* _Objective_
Reproduce all records verbatim.

[Stored data]
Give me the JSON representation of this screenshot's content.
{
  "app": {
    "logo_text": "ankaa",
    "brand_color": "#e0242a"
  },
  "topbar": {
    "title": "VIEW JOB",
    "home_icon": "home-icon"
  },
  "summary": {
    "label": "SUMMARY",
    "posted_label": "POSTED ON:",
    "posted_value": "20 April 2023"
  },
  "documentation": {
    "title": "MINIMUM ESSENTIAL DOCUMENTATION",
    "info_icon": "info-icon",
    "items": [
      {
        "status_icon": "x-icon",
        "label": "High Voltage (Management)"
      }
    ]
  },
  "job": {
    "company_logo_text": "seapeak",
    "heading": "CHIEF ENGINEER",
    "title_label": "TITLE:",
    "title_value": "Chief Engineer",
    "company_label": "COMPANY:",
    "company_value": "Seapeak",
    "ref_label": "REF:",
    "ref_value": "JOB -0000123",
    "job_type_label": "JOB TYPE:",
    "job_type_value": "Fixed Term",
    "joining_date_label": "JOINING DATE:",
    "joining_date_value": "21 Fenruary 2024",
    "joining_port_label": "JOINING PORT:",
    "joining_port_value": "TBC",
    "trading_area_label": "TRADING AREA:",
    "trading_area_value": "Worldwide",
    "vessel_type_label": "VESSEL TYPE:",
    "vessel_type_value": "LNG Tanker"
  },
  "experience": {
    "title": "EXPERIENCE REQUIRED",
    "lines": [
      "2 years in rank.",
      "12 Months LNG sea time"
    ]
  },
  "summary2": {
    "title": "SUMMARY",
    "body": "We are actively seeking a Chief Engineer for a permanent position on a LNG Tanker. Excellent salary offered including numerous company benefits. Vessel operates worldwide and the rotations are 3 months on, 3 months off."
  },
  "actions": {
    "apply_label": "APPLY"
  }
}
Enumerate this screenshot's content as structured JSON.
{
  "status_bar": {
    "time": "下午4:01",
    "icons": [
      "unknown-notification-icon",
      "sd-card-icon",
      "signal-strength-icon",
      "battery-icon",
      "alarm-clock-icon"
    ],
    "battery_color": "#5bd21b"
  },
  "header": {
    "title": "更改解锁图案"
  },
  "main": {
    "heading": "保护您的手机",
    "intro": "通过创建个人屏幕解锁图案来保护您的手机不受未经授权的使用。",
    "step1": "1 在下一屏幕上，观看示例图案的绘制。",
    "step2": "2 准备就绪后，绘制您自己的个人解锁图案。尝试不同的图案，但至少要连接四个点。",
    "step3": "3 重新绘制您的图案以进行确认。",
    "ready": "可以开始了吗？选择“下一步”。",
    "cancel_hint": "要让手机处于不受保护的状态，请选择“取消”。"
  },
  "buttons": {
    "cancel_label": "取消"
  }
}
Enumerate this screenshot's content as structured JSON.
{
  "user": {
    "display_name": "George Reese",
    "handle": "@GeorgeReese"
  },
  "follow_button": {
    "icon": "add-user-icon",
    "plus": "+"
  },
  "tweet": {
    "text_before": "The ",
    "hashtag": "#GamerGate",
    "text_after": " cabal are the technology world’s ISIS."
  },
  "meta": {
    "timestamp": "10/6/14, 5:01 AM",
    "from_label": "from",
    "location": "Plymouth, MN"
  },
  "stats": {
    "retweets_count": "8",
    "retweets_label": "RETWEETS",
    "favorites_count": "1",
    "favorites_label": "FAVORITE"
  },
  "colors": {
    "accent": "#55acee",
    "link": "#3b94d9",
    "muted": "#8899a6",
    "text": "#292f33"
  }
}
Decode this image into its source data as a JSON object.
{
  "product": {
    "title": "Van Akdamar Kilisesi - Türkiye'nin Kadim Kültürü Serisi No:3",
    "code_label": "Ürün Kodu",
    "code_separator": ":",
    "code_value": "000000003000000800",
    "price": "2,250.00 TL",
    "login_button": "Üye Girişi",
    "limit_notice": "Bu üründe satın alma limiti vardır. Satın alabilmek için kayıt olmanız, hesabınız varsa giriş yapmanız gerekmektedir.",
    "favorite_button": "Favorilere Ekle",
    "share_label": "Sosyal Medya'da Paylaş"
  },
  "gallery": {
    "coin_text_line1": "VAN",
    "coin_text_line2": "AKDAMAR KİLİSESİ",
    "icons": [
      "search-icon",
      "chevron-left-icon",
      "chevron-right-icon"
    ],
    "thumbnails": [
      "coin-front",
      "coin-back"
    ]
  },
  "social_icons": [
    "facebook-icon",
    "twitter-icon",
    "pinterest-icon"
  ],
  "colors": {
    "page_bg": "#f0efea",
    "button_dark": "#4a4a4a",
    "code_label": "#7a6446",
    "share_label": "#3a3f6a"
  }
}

* _Written solution_
Give me the JSON representation of this screenshot's content.
{
  "app": {
    "logo_text": "ankaa",
    "brand_color": "#e0242a"
  },
  "topbar": {
    "title": "VIEW JOB",
    "home_icon": "home-icon"
  },
  "summary": {
    "label": "SUMMARY",
    "posted_label": "POSTED ON:",
    "posted_value": "20 April 2023"
  },
  "documentation": {
    "title": "MINIMUM ESSENTIAL DOCUMENTATION",
    "info_icon": "info-icon",
    "items": [
      {
        "status_icon": "x-icon",
        "label": "High Voltage (Management)"
      }
    ]
  },
  "job": {
    "company_logo_text": "seapeak",
    "heading": "CHIEF ENGINEER",
    "title_label": "TITLE:",
    "title_value": "Chief Engineer",
    "company_label": "COMPANY:",
    "company_value": "Seapeak",
    "ref_label": "REF:",
    "ref_value": "JOB -0000123",
    "job_type_label": "JOB TYPE:",
    "job_type_value": "Fixed Term",
    "joining_date_label": "JOINING DATE:",
    "joining_date_value": "21 Fenruary 2024",
    "joining_port_label": "JOINING PORT:",
    "joining_port_value": "TBC",
    "trading_area_label": "TRADING AREA:",
    "trading_area_value": "Worldwide",
    "vessel_type_label": "VESSEL TYPE:",
    "vessel_type_value": "LNG Tanker"
  },
  "experience": {
    "title": "EXPERIENCE REQUIRED",
    "lines": [
      "2 years in rank.",
      "12 Months LNG sea time"
    ]
  },
  "summary2": {
    "title": "SUMMARY",
    "body": "We are actively seeking a Chief Engineer for a permanent position on a LNG Tanker. Excellent salary offered including numerous company benefits. Vessel operates worldwide and the rotations are 3 months on, 3 months off."
  },
  "actions": {
    "apply_label": "APPLY"
  }
}
Enumerate this screenshot's content as structured JSON.
{
  "status_bar": {
    "time": "下午4:01",
    "icons": [
      "unknown-notification-icon",
      "sd-card-icon",
      "signal-strength-icon",
      "battery-icon",
      "alarm-clock-icon"
    ],
    "battery_color": "#5bd21b"
  },
  "header": {
    "title": "更改解锁图案"
  },
  "main": {
    "heading": "保护您的手机",
    "intro": "通过创建个人屏幕解锁图案来保护您的手机不受未经授权的使用。",
    "step1": "1 在下一屏幕上，观看示例图案的绘制。",
    "step2": "2 准备就绪后，绘制您自己的个人解锁图案。尝试不同的图案，但至少要连接四个点。",
    "step3": "3 重新绘制您的图案以进行确认。",
    "ready": "可以开始了吗？选择“下一步”。",
    "cancel_hint": "要让手机处于不受保护的状态，请选择“取消”。"
  },
  "buttons": {
    "cancel_label": "取消"
  }
}
Enumerate this screenshot's content as structured JSON.
{
  "user": {
    "display_name": "George Reese",
    "handle": "@GeorgeReese"
  },
  "follow_button": {
    "icon": "add-user-icon",
    "plus": "+"
  },
  "tweet": {
    "text_before": "The ",
    "hashtag": "#GamerGate",
    "text_after": " cabal are the technology world’s ISIS."
  },
  "meta": {
    "timestamp": "10/6/14, 5:01 AM",
    "from_label": "from",
    "location": "Plymouth, MN"
  },
  "stats": {
    "retweets_count": "8",
    "retweets_label": "RETWEETS",
    "favorites_count": "1",
    "favorites_label": "FAVORITE"
  },
  "colors": {
    "accent": "#55acee",
    "link": "#3b94d9",
    "muted": "#8899a6",
    "text": "#292f33"
  }
}
Decode this image into its source data as a JSON object.
{
  "product": {
    "title": "Van Akdamar Kilisesi - Türkiye'nin Kadim Kültürü Serisi No:3",
    "code_label": "Ürün Kodu",
    "code_separator": ":",
    "code_value": "000000003000000800",
    "price": "2,250.00 TL",
    "login_button": "Üye Girişi",
    "limit_notice": "Bu üründe satın alma limiti vardır. Satın alabilmek için kayıt olmanız, hesabınız varsa giriş yapmanız gerekmektedir.",
    "favorite_button": "Favorilere Ekle",
    "share_label": "Sosyal Medya'da Paylaş"
  },
  "gallery": {
    "coin_text_line1": "VAN",
    "coin_text_line2": "AKDAMAR KİLİSESİ",
    "icons": [
      "search-icon",
      "chevron-left-icon",
      "chevron-right-icon"
    ],
    "thumbnails": [
      "coin-front",
      "coin-back"
    ]
  },
  "social_icons": [
    "facebook-icon",
    "twitter-icon",
    "pinterest-icon"
  ],
  "colors": {
    "page_bg": "#f0efea",
    "button_dark": "#4a4a4a",
    "code_label": "#7a6446",
    "share_label": "#3a3f6a"
  }
}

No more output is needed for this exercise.